▸ **WORK TO DO**: The records below are to be repeated in full, exactly as they are.

▸ **MATERIAL PROVIDED**:
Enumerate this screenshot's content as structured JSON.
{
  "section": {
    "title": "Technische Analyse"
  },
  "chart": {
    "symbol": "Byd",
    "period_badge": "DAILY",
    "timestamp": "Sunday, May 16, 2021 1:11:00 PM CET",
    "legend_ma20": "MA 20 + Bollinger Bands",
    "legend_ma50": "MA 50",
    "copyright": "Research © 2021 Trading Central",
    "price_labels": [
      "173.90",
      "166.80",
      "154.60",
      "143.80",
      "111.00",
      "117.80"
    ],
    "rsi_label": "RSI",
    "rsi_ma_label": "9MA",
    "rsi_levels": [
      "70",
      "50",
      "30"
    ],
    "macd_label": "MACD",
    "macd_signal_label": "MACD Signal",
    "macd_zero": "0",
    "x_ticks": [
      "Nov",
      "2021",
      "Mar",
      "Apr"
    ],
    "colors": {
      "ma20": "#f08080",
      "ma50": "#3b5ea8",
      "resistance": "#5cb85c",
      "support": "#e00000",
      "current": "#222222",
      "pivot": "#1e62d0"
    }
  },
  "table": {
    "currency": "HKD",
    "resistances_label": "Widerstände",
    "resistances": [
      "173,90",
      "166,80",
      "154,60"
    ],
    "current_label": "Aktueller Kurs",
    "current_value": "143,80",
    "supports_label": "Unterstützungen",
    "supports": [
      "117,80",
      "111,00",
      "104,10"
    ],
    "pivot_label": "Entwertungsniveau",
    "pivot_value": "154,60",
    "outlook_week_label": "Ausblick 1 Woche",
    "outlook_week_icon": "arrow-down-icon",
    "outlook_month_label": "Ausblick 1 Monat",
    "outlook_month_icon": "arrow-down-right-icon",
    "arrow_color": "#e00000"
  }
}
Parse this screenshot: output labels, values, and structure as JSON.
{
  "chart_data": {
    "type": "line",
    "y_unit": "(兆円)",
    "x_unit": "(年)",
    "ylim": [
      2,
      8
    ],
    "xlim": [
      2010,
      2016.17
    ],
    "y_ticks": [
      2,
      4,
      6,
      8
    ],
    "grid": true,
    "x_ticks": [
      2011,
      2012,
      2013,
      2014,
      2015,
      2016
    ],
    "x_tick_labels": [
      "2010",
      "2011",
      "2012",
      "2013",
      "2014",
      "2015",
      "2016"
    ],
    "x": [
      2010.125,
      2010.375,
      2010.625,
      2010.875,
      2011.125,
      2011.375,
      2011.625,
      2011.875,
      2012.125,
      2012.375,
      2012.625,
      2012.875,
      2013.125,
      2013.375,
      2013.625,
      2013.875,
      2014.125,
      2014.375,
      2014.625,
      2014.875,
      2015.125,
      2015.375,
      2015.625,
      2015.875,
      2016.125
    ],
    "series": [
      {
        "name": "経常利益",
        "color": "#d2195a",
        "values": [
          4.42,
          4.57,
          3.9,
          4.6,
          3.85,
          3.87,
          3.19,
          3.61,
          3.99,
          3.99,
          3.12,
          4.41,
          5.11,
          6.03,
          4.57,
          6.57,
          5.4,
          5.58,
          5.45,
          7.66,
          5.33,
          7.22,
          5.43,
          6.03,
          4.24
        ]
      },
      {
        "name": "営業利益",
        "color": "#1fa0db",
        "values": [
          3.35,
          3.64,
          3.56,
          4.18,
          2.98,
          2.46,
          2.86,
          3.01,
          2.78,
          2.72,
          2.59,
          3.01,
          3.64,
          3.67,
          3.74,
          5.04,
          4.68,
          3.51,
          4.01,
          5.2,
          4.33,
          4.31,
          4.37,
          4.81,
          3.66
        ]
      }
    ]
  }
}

▸ **TASK SOLUTION**:
Enumerate this screenshot's content as structured JSON.
{
  "section": {
    "title": "Technische Analyse"
  },
  "chart": {
    "symbol": "Byd",
    "period_badge": "DAILY",
    "timestamp": "Sunday, May 16, 2021 1:11:00 PM CET",
    "legend_ma20": "MA 20 + Bollinger Bands",
    "legend_ma50": "MA 50",
    "copyright": "Research © 2021 Trading Central",
    "price_labels": [
      "173.90",
      "166.80",
      "154.60",
      "143.80",
      "111.00",
      "117.80"
    ],
    "rsi_label": "RSI",
    "rsi_ma_label": "9MA",
    "rsi_levels": [
      "70",
      "50",
      "30"
    ],
    "macd_label": "MACD",
    "macd_signal_label": "MACD Signal",
    "macd_zero": "0",
    "x_ticks": [
      "Nov",
      "2021",
      "Mar",
      "Apr"
    ],
    "colors": {
      "ma20": "#f08080",
      "ma50": "#3b5ea8",
      "resistance": "#5cb85c",
      "support": "#e00000",
      "current": "#222222",
      "pivot": "#1e62d0"
    }
  },
  "table": {
    "currency": "HKD",
    "resistances_label": "Widerstände",
    "resistances": [
      "173,90",
      "166,80",
      "154,60"
    ],
    "current_label": "Aktueller Kurs",
    "current_value": "143,80",
    "supports_label": "Unterstützungen",
    "supports": [
      "117,80",
      "111,00",
      "104,10"
    ],
    "pivot_label": "Entwertungsniveau",
    "pivot_value": "154,60",
    "outlook_week_label": "Ausblick 1 Woche",
    "outlook_week_icon": "arrow-down-icon",
    "outlook_month_label": "Ausblick 1 Monat",
    "outlook_month_icon": "arrow-down-right-icon",
    "arrow_color": "#e00000"
  }
}
Parse this screenshot: output labels, values, and structure as JSON.
{
  "chart_data": {
    "type": "line",
    "y_unit": "(兆円)",
    "x_unit": "(年)",
    "ylim": [
      2,
      8
    ],
    "xlim": [
      2010,
      2016.17
    ],
    "y_ticks": [
      2,
      4,
      6,
      8
    ],
    "grid": true,
    "x_ticks": [
      2011,
      2012,
      2013,
      2014,
      2015,
      2016
    ],
    "x_tick_labels": [
      "2010",
      "2011",
      "2012",
      "2013",
      "2014",
      "2015",
      "2016"
    ],
    "x": [
      2010.125,
      2010.375,
      2010.625,
      2010.875,
      2011.125,
      2011.375,
      2011.625,
      2011.875,
      2012.125,
      2012.375,
      2012.625,
      2012.875,
      2013.125,
      2013.375,
      2013.625,
      2013.875,
      2014.125,
      2014.375,
      2014.625,
      2014.875,
      2015.125,
      2015.375,
      2015.625,
      2015.875,
      2016.125
    ],
    "series": [
      {
        "name": "経常利益",
        "color": "#d2195a",
        "values": [
          4.42,
          4.57,
          3.9,
          4.6,
          3.85,
          3.87,
          3.19,
          3.61,
          3.99,
          3.99,
          3.12,
          4.41,
          5.11,
          6.03,
          4.57,
          6.57,
          5.4,
          5.58,
          5.45,
          7.66,
          5.33,
          7.22,
          5.43,
          6.03,
          4.24
        ]
      },
      {
        "name": "営業利益",
        "color": "#1fa0db",
        "values": [
          3.35,
          3.64,
          3.56,
          4.18,
          2.98,
          2.46,
          2.86,
          3.01,
          2.78,
          2.72,
          2.59,
          3.01,
          3.64,
          3.67,
          3.74,
          5.04,
          4.68,
          3.51,
          4.01,
          5.2,
          4.33,
          4.31,
          4.37,
          4.81,
          3.66
        ]
      }
    ]
  }
}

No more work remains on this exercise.